PROBLEM TO SOLVE: What follows are records. Restate all of them word for word.

(Figure record listings)
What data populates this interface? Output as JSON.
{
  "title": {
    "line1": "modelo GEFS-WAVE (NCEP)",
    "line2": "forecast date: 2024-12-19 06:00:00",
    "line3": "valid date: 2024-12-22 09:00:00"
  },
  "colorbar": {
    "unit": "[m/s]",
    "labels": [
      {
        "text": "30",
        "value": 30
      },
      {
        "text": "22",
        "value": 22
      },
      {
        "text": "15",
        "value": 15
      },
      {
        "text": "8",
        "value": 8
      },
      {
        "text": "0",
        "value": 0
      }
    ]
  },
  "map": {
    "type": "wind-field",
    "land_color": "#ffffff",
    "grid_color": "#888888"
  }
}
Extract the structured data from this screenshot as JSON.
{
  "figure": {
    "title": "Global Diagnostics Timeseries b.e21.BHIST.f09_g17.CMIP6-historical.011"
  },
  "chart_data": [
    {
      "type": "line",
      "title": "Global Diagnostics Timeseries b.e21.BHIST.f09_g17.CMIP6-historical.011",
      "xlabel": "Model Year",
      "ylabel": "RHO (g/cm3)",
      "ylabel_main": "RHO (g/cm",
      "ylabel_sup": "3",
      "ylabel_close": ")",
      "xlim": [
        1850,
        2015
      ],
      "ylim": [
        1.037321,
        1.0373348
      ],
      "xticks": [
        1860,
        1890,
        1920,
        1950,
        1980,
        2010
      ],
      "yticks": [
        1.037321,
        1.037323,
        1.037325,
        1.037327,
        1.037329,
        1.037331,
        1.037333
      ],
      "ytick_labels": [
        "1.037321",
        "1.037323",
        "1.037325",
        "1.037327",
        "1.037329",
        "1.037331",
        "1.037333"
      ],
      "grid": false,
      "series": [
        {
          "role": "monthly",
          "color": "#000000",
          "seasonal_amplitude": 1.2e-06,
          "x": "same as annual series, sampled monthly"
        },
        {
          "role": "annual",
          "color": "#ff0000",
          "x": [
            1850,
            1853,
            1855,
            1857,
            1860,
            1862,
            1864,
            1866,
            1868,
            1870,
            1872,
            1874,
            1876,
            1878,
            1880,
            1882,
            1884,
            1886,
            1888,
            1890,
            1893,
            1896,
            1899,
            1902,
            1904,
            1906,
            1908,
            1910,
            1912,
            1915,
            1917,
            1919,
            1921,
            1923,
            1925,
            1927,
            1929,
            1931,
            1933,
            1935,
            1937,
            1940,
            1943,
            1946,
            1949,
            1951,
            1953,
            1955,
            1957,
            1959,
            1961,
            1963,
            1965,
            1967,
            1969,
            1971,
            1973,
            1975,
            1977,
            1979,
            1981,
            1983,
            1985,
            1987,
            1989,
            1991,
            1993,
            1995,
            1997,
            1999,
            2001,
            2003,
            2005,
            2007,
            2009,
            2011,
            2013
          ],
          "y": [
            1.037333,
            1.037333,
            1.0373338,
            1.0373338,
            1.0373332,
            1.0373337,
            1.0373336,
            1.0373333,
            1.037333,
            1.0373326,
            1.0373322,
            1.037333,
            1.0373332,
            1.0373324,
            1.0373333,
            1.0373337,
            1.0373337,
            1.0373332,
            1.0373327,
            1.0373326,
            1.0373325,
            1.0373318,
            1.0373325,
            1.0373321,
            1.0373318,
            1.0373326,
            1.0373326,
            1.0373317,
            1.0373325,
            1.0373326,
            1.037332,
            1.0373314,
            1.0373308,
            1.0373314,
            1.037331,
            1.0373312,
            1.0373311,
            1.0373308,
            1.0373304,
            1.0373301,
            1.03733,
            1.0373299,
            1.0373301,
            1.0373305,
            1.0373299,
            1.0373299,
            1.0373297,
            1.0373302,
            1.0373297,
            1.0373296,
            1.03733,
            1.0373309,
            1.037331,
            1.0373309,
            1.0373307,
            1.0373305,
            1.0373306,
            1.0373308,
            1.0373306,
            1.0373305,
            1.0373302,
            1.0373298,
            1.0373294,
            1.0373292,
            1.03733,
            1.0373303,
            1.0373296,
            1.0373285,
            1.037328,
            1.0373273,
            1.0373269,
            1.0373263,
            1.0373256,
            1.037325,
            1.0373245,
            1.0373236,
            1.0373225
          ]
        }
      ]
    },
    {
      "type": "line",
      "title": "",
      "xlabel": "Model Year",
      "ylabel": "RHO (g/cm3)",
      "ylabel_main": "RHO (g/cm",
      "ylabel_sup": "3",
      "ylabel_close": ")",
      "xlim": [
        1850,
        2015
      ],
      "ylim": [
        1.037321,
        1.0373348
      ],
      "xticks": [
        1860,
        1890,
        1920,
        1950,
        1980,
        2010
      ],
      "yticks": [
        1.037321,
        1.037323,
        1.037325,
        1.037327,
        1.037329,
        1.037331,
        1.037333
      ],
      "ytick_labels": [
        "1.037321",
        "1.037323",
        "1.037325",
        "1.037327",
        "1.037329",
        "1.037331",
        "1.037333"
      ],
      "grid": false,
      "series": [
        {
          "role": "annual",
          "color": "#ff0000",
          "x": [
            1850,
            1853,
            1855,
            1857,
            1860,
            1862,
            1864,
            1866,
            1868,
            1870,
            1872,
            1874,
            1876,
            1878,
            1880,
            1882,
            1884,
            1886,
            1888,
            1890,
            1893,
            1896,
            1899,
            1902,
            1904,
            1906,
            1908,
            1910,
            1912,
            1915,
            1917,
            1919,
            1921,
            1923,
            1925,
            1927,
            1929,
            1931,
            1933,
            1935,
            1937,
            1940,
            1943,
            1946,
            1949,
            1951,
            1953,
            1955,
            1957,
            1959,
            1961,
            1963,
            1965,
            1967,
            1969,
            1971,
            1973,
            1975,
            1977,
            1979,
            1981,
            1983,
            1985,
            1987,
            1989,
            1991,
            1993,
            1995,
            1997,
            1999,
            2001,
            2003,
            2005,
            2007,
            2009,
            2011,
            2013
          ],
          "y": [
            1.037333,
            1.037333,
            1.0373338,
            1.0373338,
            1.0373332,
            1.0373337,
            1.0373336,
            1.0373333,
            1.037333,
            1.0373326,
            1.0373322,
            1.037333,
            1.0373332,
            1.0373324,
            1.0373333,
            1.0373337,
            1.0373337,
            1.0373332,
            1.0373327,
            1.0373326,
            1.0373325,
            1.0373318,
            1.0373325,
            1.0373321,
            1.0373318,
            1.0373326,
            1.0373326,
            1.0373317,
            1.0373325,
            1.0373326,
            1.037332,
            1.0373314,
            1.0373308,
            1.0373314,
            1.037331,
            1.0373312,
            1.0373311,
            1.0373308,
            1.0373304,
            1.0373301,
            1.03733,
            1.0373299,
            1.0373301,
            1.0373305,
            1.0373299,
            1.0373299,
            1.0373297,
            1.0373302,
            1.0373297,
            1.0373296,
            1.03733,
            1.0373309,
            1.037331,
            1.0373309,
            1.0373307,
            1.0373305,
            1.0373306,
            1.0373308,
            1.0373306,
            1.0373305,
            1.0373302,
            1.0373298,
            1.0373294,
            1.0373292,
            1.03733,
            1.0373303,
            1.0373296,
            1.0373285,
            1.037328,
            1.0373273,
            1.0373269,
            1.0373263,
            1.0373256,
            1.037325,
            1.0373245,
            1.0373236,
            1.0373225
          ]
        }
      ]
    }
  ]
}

RESULT:
What data populates this interface? Output as JSON.
{
  "title": {
    "line1": "modelo GEFS-WAVE (NCEP)",
    "line2": "forecast date: 2024-12-19 06:00:00",
    "line3": "valid date: 2024-12-22 09:00:00"
  },
  "colorbar": {
    "unit": "[m/s]",
    "labels": [
      {
        "text": "30",
        "value": 30
      },
      {
        "text": "22",
        "value": 22
      },
      {
        "text": "15",
        "value": 15
      },
      {
        "text": "8",
        "value": 8
      },
      {
        "text": "0",
        "value": 0
      }
    ]
  },
  "map": {
    "type": "wind-field",
    "land_color": "#ffffff",
    "grid_color": "#888888"
  }
}
Extract the structured data from this screenshot as JSON.
{
  "figure": {
    "title": "Global Diagnostics Timeseries b.e21.BHIST.f09_g17.CMIP6-historical.011"
  },
  "chart_data": [
    {
      "type": "line",
      "title": "Global Diagnostics Timeseries b.e21.BHIST.f09_g17.CMIP6-historical.011",
      "xlabel": "Model Year",
      "ylabel": "RHO (g/cm3)",
      "ylabel_main": "RHO (g/cm",
      "ylabel_sup": "3",
      "ylabel_close": ")",
      "xlim": [
        1850,
        2015
      ],
      "ylim": [
        1.037321,
        1.0373348
      ],
      "xticks": [
        1860,
        1890,
        1920,
        1950,
        1980,
        2010
      ],
      "yticks": [
        1.037321,
        1.037323,
        1.037325,
        1.037327,
        1.037329,
        1.037331,
        1.037333
      ],
      "ytick_labels": [
        "1.037321",
        "1.037323",
        "1.037325",
        "1.037327",
        "1.037329",
        "1.037331",
        "1.037333"
      ],
      "grid": false,
      "series": [
        {
          "role": "monthly",
          "color": "#000000",
          "seasonal_amplitude": 1.2e-06,
          "x": "same as annual series, sampled monthly"
        },
        {
          "role": "annual",
          "color": "#ff0000",
          "x": [
            1850,
            1853,
            1855,
            1857,
            1860,
            1862,
            1864,
            1866,
            1868,
            1870,
            1872,
            1874,
            1876,
            1878,
            1880,
            1882,
            1884,
            1886,
            1888,
            1890,
            1893,
            1896,
            1899,
            1902,
            1904,
            1906,
            1908,
            1910,
            1912,
            1915,
            1917,
            1919,
            1921,
            1923,
            1925,
            1927,
            1929,
            1931,
            1933,
            1935,
            1937,
            1940,
            1943,
            1946,
            1949,
            1951,
            1953,
            1955,
            1957,
            1959,
            1961,
            1963,
            1965,
            1967,
            1969,
            1971,
            1973,
            1975,
            1977,
            1979,
            1981,
            1983,
            1985,
            1987,
            1989,
            1991,
            1993,
            1995,
            1997,
            1999,
            2001,
            2003,
            2005,
            2007,
            2009,
            2011,
            2013
          ],
          "y": [
            1.037333,
            1.037333,
            1.0373338,
            1.0373338,
            1.0373332,
            1.0373337,
            1.0373336,
            1.0373333,
            1.037333,
            1.0373326,
            1.0373322,
            1.037333,
            1.0373332,
            1.0373324,
            1.0373333,
            1.0373337,
            1.0373337,
            1.0373332,
            1.0373327,
            1.0373326,
            1.0373325,
            1.0373318,
            1.0373325,
            1.0373321,
            1.0373318,
            1.0373326,
            1.0373326,
            1.0373317,
            1.0373325,
            1.0373326,
            1.037332,
            1.0373314,
            1.0373308,
            1.0373314,
            1.037331,
            1.0373312,
            1.0373311,
            1.0373308,
            1.0373304,
            1.0373301,
            1.03733,
            1.0373299,
            1.0373301,
            1.0373305,
            1.0373299,
            1.0373299,
            1.0373297,
            1.0373302,
            1.0373297,
            1.0373296,
            1.03733,
            1.0373309,
            1.037331,
            1.0373309,
            1.0373307,
            1.0373305,
            1.0373306,
            1.0373308,
            1.0373306,
            1.0373305,
            1.0373302,
            1.0373298,
            1.0373294,
            1.0373292,
            1.03733,
            1.0373303,
            1.0373296,
            1.0373285,
            1.037328,
            1.0373273,
            1.0373269,
            1.0373263,
            1.0373256,
            1.037325,
            1.0373245,
            1.0373236,
            1.0373225
          ]
        }
      ]
    },
    {
      "type": "line",
      "title": "",
      "xlabel": "Model Year",
      "ylabel": "RHO (g/cm3)",
      "ylabel_main": "RHO (g/cm",
      "ylabel_sup": "3",
      "ylabel_close": ")",
      "xlim": [
        1850,
        2015
      ],
      "ylim": [
        1.037321,
        1.0373348
      ],
      "xticks": [
        1860,
        1890,
        1920,
        1950,
        1980,
        2010
      ],
      "yticks": [
        1.037321,
        1.037323,
        1.037325,
        1.037327,
        1.037329,
        1.037331,
        1.037333
      ],
      "ytick_labels": [
        "1.037321",
        "1.037323",
        "1.037325",
        "1.037327",
        "1.037329",
        "1.037331",
        "1.037333"
      ],
      "grid": false,
      "series": [
        {
          "role": "annual",
          "color": "#ff0000",
          "x": [
            1850,
            1853,
            1855,
            1857,
            1860,
            1862,
            1864,
            1866,
            1868,
            1870,
            1872,
            1874,
            1876,
            1878,
            1880,
            1882,
            1884,
            1886,
            1888,
            1890,
            1893,
            1896,
            1899,
            1902,
            1904,
            1906,
            1908,
            1910,
            1912,
            1915,
            1917,
            1919,
            1921,
            1923,
            1925,
            1927,
            1929,
            1931,
            1933,
            1935,
            1937,
            1940,
            1943,
            1946,
            1949,
            1951,
            1953,
            1955,
            1957,
            1959,
            1961,
            1963,
            1965,
            1967,
            1969,
            1971,
            1973,
            1975,
            1977,
            1979,
            1981,
            1983,
            1985,
            1987,
            1989,
            1991,
            1993,
            1995,
            1997,
            1999,
            2001,
            2003,
            2005,
            2007,
            2009,
            2011,
            2013
          ],
          "y": [
            1.037333,
            1.037333,
            1.0373338,
            1.0373338,
            1.0373332,
            1.0373337,
            1.0373336,
            1.0373333,
            1.037333,
            1.0373326,
            1.0373322,
            1.037333,
            1.0373332,
            1.0373324,
            1.0373333,
            1.0373337,
            1.0373337,
            1.0373332,
            1.0373327,
            1.0373326,
            1.0373325,
            1.0373318,
            1.0373325,
            1.0373321,
            1.0373318,
            1.0373326,
            1.0373326,
            1.0373317,
            1.0373325,
            1.0373326,
            1.037332,
            1.0373314,
            1.0373308,
            1.0373314,
            1.037331,
            1.0373312,
            1.0373311,
            1.0373308,
            1.0373304,
            1.0373301,
            1.03733,
            1.0373299,
            1.0373301,
            1.0373305,
            1.0373299,
            1.0373299,
            1.0373297,
            1.0373302,
            1.0373297,
            1.0373296,
            1.03733,
            1.0373309,
            1.037331,
            1.0373309,
            1.0373307,
            1.0373305,
            1.0373306,
            1.0373308,
            1.0373306,
            1.0373305,
            1.0373302,
            1.0373298,
            1.0373294,
            1.0373292,
            1.03733,
            1.0373303,
            1.0373296,
            1.0373285,
            1.037328,
            1.0373273,
            1.0373269,
            1.0373263,
            1.0373256,
            1.037325,
            1.0373245,
            1.0373236,
            1.0373225
          ]
        }
      ]
    }
  ]
}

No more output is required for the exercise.